TASK DETAILS: Find the lines of data that contain the string "Name", then list them.

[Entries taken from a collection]
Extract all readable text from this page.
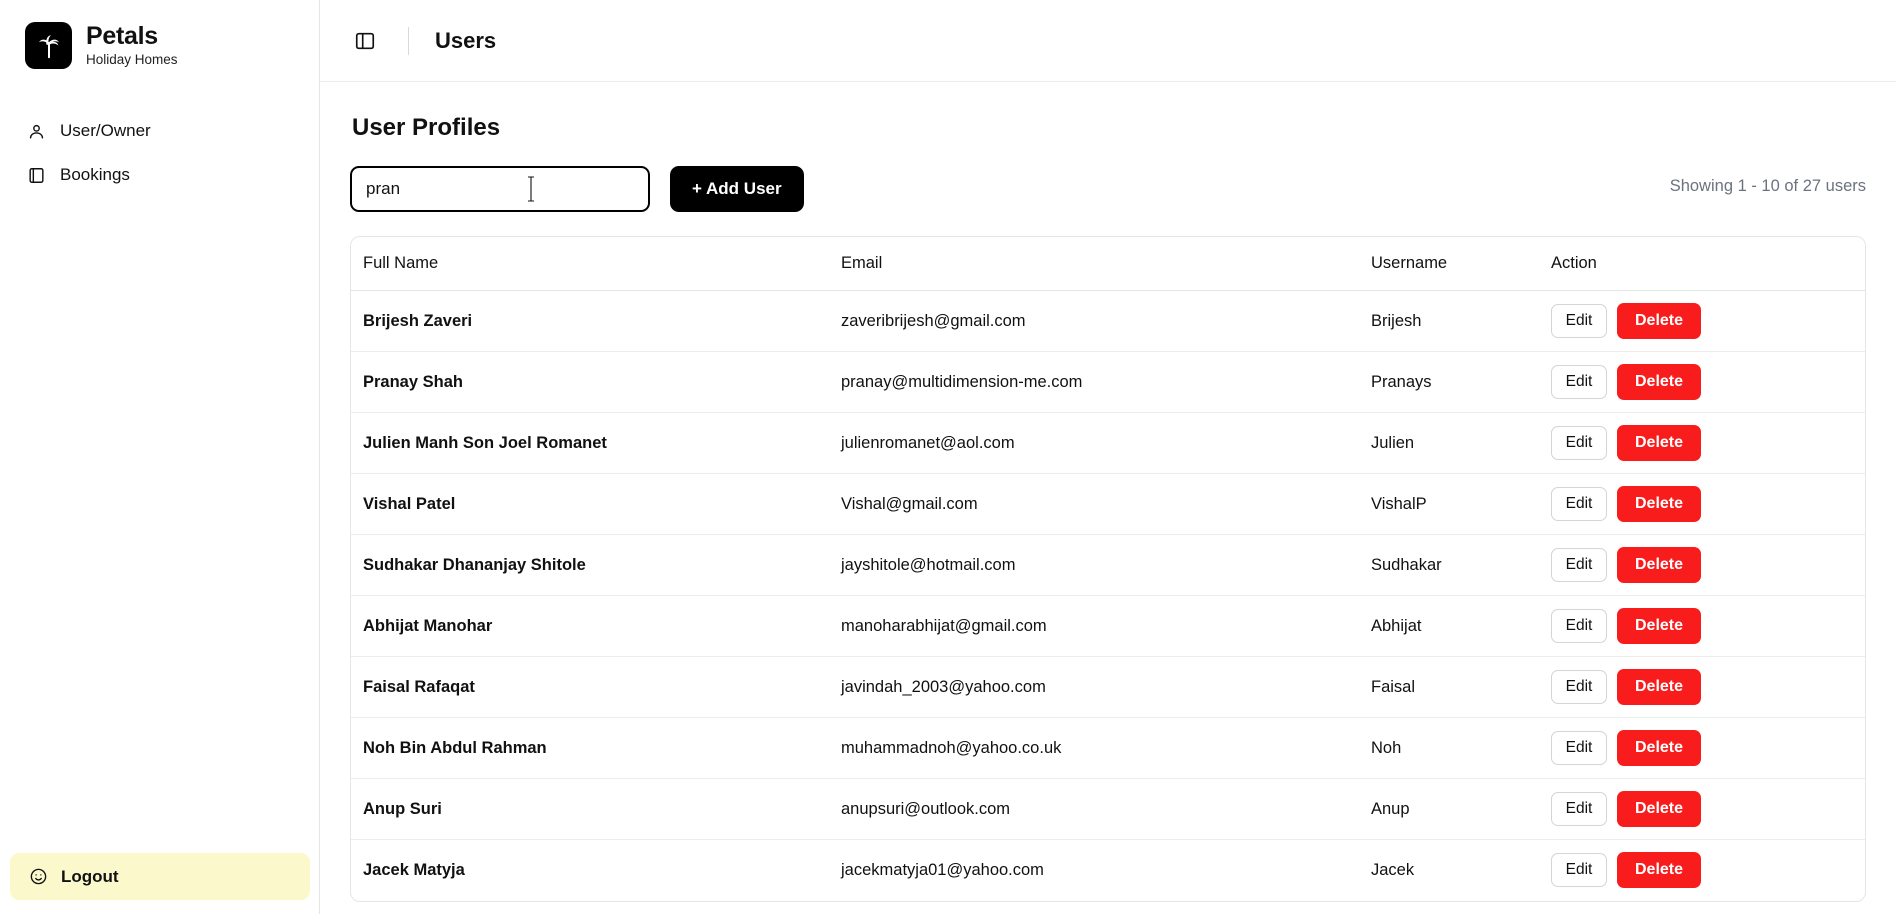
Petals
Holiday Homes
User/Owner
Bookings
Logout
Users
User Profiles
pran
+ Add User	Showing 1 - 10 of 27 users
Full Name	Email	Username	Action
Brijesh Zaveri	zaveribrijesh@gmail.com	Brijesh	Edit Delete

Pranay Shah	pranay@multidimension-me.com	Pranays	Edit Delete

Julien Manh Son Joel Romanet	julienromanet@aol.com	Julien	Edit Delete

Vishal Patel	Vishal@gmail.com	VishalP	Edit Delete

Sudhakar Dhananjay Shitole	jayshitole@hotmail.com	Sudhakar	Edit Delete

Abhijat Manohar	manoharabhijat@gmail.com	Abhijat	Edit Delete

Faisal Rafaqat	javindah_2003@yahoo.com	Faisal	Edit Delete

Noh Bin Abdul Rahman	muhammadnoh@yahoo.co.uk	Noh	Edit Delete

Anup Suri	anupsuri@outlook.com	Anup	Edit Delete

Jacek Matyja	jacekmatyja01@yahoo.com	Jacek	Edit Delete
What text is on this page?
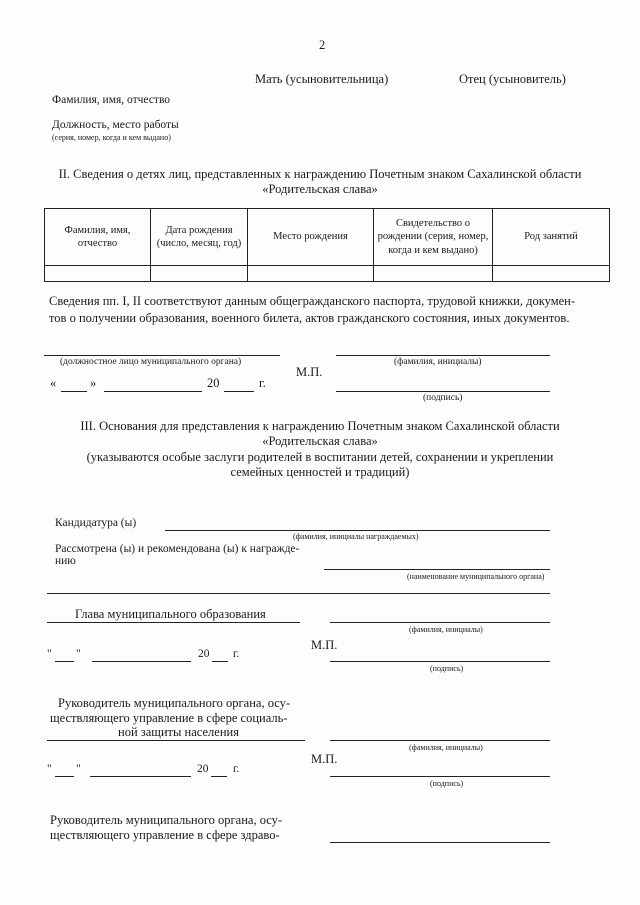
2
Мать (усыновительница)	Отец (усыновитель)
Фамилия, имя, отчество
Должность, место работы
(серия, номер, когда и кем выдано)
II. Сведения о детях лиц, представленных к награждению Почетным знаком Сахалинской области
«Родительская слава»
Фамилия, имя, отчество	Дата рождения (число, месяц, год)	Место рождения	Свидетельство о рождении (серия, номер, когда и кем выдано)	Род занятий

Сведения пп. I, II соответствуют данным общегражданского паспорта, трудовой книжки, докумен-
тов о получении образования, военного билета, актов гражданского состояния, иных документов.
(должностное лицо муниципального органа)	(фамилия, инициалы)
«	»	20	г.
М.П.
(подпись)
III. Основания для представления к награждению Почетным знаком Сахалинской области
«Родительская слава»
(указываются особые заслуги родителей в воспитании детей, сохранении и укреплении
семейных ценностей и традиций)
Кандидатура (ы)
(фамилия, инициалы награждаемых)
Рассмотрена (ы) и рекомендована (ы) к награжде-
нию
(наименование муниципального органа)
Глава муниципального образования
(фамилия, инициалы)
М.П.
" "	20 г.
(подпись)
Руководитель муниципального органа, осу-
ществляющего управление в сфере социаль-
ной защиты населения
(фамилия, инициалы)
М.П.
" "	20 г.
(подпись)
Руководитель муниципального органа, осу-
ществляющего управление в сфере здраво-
---
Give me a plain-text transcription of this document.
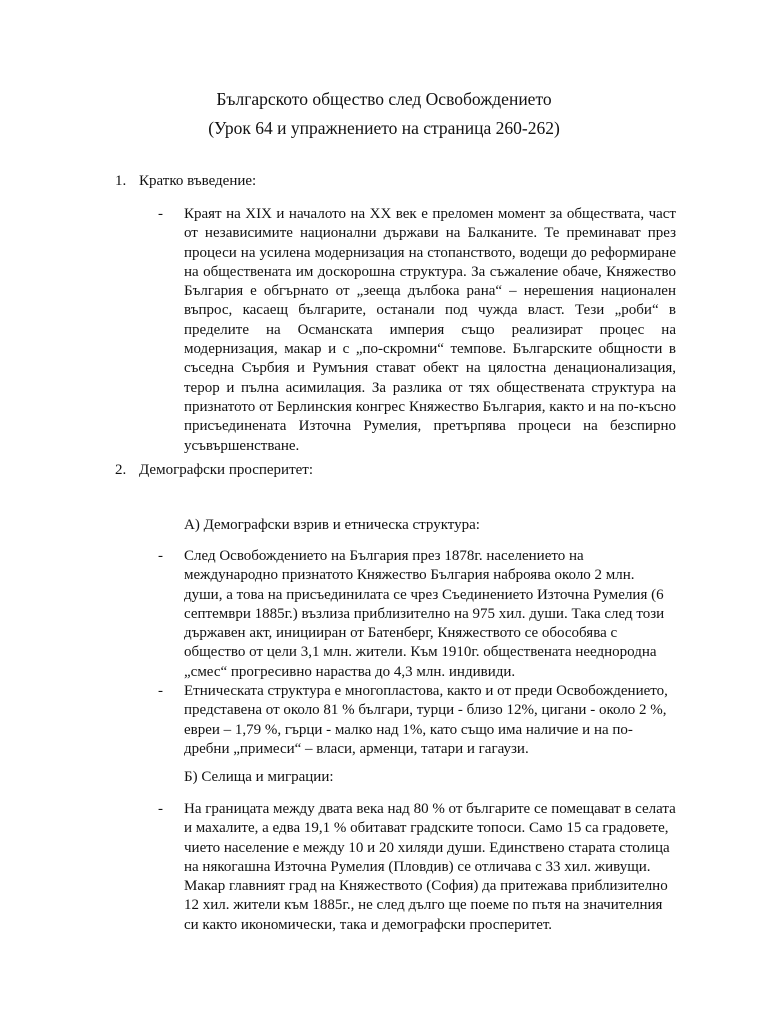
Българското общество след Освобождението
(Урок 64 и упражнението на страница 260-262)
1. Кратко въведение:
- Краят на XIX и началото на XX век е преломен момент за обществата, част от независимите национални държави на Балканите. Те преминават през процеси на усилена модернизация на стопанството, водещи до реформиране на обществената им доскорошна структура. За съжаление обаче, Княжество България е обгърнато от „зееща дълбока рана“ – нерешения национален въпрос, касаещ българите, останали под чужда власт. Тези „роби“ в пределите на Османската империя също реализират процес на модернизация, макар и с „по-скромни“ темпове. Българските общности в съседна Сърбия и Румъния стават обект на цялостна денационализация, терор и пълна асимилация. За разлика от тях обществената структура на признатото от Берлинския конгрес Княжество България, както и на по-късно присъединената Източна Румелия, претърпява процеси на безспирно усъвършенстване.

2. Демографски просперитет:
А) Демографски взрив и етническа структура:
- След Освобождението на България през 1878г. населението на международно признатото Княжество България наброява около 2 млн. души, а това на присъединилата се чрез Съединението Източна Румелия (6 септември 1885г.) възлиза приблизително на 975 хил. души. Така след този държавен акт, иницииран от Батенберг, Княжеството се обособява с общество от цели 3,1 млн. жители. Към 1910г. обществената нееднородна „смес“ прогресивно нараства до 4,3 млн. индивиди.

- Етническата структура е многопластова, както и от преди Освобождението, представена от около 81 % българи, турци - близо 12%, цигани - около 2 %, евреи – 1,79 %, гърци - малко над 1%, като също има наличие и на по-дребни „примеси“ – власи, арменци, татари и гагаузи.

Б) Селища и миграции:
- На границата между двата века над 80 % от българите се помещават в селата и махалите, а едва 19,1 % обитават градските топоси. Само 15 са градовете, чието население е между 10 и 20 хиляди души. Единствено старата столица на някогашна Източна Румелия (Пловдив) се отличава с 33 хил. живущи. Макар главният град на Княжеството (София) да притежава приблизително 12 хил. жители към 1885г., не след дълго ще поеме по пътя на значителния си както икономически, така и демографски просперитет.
==
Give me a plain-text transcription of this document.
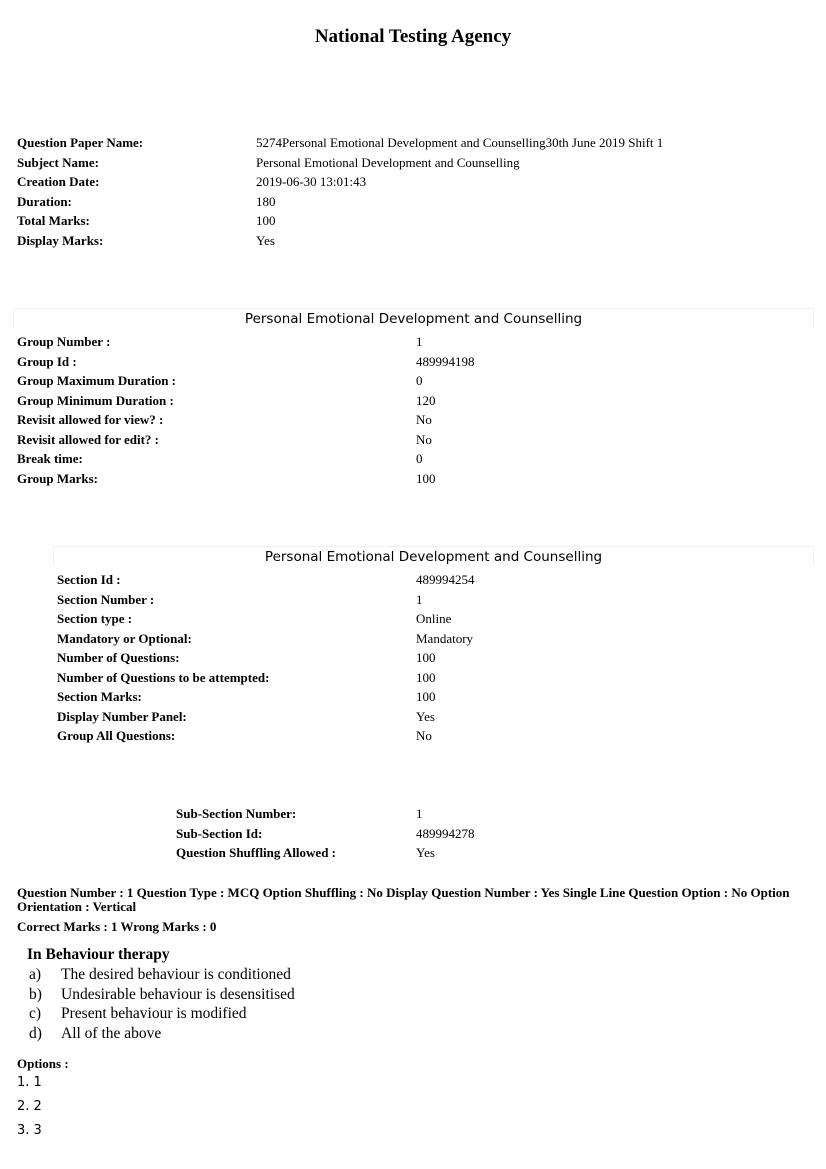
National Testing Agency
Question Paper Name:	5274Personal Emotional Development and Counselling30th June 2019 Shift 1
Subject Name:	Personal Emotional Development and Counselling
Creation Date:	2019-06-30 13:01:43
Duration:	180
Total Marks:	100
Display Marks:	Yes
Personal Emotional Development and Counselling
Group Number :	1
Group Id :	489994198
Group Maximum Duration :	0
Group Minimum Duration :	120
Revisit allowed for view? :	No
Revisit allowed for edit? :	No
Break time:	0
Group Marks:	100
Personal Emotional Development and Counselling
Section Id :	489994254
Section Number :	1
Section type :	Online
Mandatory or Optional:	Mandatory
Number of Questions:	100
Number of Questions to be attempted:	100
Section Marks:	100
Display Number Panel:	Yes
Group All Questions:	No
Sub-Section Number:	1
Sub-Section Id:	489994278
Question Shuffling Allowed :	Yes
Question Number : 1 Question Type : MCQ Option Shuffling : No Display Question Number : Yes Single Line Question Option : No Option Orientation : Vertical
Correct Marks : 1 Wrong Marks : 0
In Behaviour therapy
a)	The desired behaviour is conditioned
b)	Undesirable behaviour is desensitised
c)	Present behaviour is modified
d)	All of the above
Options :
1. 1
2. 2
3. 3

RESPONSE TO THE TASK:
Full Name	Email	Username	Action
Question Paper Name:	5274Personal Emotional Development and Counselling30th June 2019 Shift 1
Subject Name:	Personal Emotional Development and Counselling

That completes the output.